◆ WHAT IS BEING ASKED ◆
Take the material and output all of it exactly.

◆ RECORDS TO USE ◆
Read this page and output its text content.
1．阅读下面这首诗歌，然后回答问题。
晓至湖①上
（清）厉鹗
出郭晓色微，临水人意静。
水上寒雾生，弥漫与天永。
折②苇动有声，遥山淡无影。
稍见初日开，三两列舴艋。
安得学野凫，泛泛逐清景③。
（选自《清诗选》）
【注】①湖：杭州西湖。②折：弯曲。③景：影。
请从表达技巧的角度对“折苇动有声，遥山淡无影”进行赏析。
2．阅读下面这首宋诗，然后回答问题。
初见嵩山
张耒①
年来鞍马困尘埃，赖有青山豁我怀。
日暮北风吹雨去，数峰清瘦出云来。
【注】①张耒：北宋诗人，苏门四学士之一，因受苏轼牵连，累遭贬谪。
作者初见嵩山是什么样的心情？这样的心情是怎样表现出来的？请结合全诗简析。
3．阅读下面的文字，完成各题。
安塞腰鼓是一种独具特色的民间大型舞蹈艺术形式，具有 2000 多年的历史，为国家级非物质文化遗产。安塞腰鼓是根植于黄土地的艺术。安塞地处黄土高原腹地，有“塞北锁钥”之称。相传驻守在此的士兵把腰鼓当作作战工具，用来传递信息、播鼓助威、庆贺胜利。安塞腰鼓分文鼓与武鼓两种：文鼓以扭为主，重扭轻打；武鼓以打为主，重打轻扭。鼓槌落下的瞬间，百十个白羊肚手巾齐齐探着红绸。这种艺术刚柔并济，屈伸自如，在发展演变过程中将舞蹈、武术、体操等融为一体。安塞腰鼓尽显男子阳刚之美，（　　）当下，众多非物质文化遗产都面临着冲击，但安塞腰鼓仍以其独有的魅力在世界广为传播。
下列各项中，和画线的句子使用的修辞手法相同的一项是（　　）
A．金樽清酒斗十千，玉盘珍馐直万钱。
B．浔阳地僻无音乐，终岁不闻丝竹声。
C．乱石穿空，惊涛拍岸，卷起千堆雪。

◆ EXERCISE SOLUTION ◆
Read this page and output its text content.
1．阅读下面这首诗歌，然后回答问题。
晓至湖①上
（清）厉鹗
出郭晓色微，临水人意静。
水上寒雾生，弥漫与天永。
折②苇动有声，遥山淡无影。
稍见初日开，三两列舴艋。
安得学野凫，泛泛逐清景③。
（选自《清诗选》）
【注】①湖：杭州西湖。②折：弯曲。③景：影。
请从表达技巧的角度对“折苇动有声，遥山淡无影”进行赏析。
2．阅读下面这首宋诗，然后回答问题。
初见嵩山
张耒①
年来鞍马困尘埃，赖有青山豁我怀。
日暮北风吹雨去，数峰清瘦出云来。
【注】①张耒：北宋诗人，苏门四学士之一，因受苏轼牵连，累遭贬谪。
作者初见嵩山是什么样的心情？这样的心情是怎样表现出来的？请结合全诗简析。
3．阅读下面的文字，完成各题。
安塞腰鼓是一种独具特色的民间大型舞蹈艺术形式，具有 2000 多年的历史，为国家级非物质文化遗产。安塞腰鼓是根植于黄土地的艺术。安塞地处黄土高原腹地，有“塞北锁钥”之称。相传驻守在此的士兵把腰鼓当作作战工具，用来传递信息、播鼓助威、庆贺胜利。安塞腰鼓分文鼓与武鼓两种：文鼓以扭为主，重扭轻打；武鼓以打为主，重打轻扭。鼓槌落下的瞬间，百十个白羊肚手巾齐齐探着红绸。这种艺术刚柔并济，屈伸自如，在发展演变过程中将舞蹈、武术、体操等融为一体。安塞腰鼓尽显男子阳刚之美，（　　）当下，众多非物质文化遗产都面临着冲击，但安塞腰鼓仍以其独有的魅力在世界广为传播。
下列各项中，和画线的句子使用的修辞手法相同的一项是（　　）
A．金樽清酒斗十千，玉盘珍馐直万钱。
B．浔阳地僻无音乐，终岁不闻丝竹声。
C．乱石穿空，惊涛拍岸，卷起千堆雪。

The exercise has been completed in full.